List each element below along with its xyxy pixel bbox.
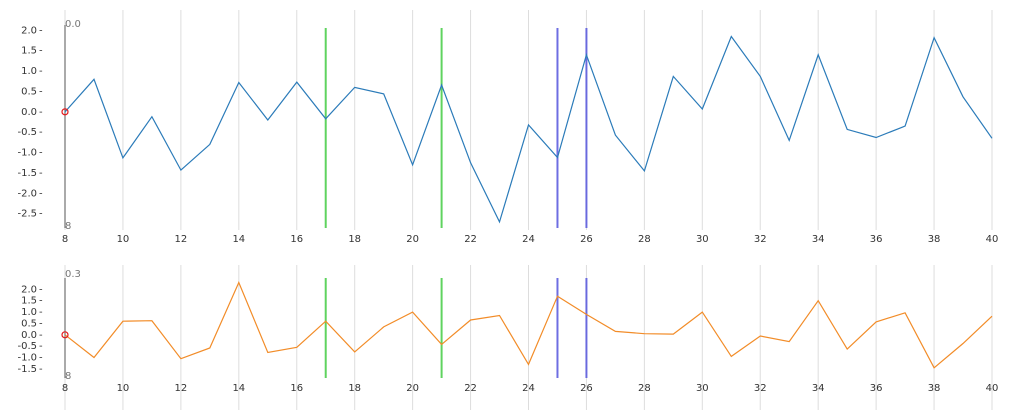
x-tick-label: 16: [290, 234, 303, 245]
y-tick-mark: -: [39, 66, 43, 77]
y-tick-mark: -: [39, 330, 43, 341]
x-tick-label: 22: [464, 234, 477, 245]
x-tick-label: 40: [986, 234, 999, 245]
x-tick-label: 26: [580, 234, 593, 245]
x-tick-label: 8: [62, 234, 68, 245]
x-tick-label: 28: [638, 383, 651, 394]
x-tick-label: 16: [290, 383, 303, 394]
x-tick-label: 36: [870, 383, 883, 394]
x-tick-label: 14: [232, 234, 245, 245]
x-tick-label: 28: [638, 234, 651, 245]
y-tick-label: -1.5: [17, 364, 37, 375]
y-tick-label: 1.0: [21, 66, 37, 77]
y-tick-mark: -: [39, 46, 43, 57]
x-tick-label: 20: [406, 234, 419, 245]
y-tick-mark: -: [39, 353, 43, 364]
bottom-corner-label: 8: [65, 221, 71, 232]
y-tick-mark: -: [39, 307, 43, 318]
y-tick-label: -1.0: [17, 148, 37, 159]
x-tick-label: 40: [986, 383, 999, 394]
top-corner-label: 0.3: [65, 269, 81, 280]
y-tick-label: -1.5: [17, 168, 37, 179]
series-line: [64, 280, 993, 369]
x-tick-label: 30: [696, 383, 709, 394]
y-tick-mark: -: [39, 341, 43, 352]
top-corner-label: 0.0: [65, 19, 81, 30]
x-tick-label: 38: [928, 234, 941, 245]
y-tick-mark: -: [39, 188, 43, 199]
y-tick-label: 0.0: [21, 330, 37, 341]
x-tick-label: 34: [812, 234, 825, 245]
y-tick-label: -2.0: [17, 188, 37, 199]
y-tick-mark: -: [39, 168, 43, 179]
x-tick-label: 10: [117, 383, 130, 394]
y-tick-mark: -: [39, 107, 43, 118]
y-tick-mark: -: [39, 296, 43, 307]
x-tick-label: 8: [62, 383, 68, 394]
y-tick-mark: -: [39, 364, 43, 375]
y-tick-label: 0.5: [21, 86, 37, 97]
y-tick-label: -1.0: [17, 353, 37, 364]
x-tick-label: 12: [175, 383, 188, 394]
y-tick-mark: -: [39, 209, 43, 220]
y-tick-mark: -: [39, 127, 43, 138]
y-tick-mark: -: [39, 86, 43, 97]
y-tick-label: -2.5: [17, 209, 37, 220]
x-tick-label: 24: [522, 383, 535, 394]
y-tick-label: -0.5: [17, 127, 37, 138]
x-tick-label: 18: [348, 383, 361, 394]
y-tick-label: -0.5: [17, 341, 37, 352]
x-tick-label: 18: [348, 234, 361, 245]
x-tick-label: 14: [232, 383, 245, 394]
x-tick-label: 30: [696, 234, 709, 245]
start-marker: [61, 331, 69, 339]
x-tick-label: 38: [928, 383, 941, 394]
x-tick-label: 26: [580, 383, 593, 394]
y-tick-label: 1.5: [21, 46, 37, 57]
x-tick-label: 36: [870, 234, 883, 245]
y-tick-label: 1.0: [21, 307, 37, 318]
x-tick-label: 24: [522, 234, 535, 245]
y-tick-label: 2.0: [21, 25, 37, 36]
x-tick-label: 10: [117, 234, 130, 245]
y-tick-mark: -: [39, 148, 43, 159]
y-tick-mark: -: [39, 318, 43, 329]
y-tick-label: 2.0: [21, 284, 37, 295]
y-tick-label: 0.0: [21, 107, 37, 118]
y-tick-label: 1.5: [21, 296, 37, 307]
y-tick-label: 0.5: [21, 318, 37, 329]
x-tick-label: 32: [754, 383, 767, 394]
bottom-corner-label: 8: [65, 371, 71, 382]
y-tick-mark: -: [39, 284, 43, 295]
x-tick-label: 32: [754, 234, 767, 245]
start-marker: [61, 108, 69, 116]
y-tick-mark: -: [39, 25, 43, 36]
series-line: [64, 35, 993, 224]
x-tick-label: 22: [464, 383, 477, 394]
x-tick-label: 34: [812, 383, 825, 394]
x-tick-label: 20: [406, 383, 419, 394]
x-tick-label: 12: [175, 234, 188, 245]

Exercise: Copy every row above word for word, in the same order, but drop the picture lines.

Written response:
List each element below along with its xyxy pixel bbox.
x-tick-label: 16: [290, 234, 303, 245]
y-tick-mark: -: [39, 66, 43, 77]
y-tick-mark: -: [39, 330, 43, 341]
x-tick-label: 22: [464, 234, 477, 245]
x-tick-label: 40: [986, 234, 999, 245]
x-tick-label: 26: [580, 234, 593, 245]
x-tick-label: 8: [62, 234, 68, 245]
x-tick-label: 28: [638, 383, 651, 394]
x-tick-label: 16: [290, 383, 303, 394]
x-tick-label: 36: [870, 383, 883, 394]
x-tick-label: 14: [232, 234, 245, 245]
x-tick-label: 28: [638, 234, 651, 245]
y-tick-label: -1.5: [17, 364, 37, 375]
y-tick-label: 1.0: [21, 66, 37, 77]
y-tick-mark: -: [39, 46, 43, 57]
x-tick-label: 20: [406, 234, 419, 245]
y-tick-mark: -: [39, 353, 43, 364]
bottom-corner-label: 8: [65, 221, 71, 232]
y-tick-mark: -: [39, 307, 43, 318]
y-tick-label: -1.0: [17, 148, 37, 159]
x-tick-label: 40: [986, 383, 999, 394]
top-corner-label: 0.3: [65, 269, 81, 280]
y-tick-label: -1.5: [17, 168, 37, 179]
series-line: [64, 280, 993, 369]
x-tick-label: 30: [696, 383, 709, 394]
y-tick-mark: -: [39, 341, 43, 352]
top-corner-label: 0.0: [65, 19, 81, 30]
x-tick-label: 38: [928, 234, 941, 245]
y-tick-mark: -: [39, 188, 43, 199]
y-tick-label: 0.0: [21, 330, 37, 341]
x-tick-label: 34: [812, 234, 825, 245]
y-tick-label: -2.0: [17, 188, 37, 199]
y-tick-mark: -: [39, 168, 43, 179]
x-tick-label: 10: [117, 383, 130, 394]
y-tick-mark: -: [39, 107, 43, 118]
y-tick-mark: -: [39, 296, 43, 307]
x-tick-label: 8: [62, 383, 68, 394]
y-tick-mark: -: [39, 364, 43, 375]
y-tick-label: 0.5: [21, 86, 37, 97]
y-tick-label: -1.0: [17, 353, 37, 364]
x-tick-label: 12: [175, 383, 188, 394]
y-tick-mark: -: [39, 209, 43, 220]
y-tick-mark: -: [39, 127, 43, 138]
y-tick-mark: -: [39, 86, 43, 97]
y-tick-label: -2.5: [17, 209, 37, 220]
x-tick-label: 24: [522, 383, 535, 394]
y-tick-label: -0.5: [17, 127, 37, 138]
x-tick-label: 18: [348, 383, 361, 394]
y-tick-label: -0.5: [17, 341, 37, 352]
x-tick-label: 18: [348, 234, 361, 245]
x-tick-label: 14: [232, 383, 245, 394]
x-tick-label: 30: [696, 234, 709, 245]
start-marker: [61, 331, 69, 339]
x-tick-label: 38: [928, 383, 941, 394]
x-tick-label: 26: [580, 383, 593, 394]
y-tick-label: 1.5: [21, 46, 37, 57]
x-tick-label: 36: [870, 234, 883, 245]
y-tick-label: 1.0: [21, 307, 37, 318]
x-tick-label: 24: [522, 234, 535, 245]
y-tick-label: 2.0: [21, 25, 37, 36]
x-tick-label: 10: [117, 234, 130, 245]
y-tick-mark: -: [39, 148, 43, 159]
y-tick-mark: -: [39, 318, 43, 329]
y-tick-label: 2.0: [21, 284, 37, 295]
y-tick-label: 0.0: [21, 107, 37, 118]
y-tick-label: 1.5: [21, 296, 37, 307]
y-tick-label: 0.5: [21, 318, 37, 329]
x-tick-label: 32: [754, 383, 767, 394]
bottom-corner-label: 8: [65, 371, 71, 382]
y-tick-mark: -: [39, 284, 43, 295]
x-tick-label: 32: [754, 234, 767, 245]
start-marker: [61, 108, 69, 116]
y-tick-mark: -: [39, 25, 43, 36]
series-line: [64, 35, 993, 224]
x-tick-label: 22: [464, 383, 477, 394]
x-tick-label: 34: [812, 383, 825, 394]
x-tick-label: 20: [406, 383, 419, 394]
x-tick-label: 12: [175, 234, 188, 245]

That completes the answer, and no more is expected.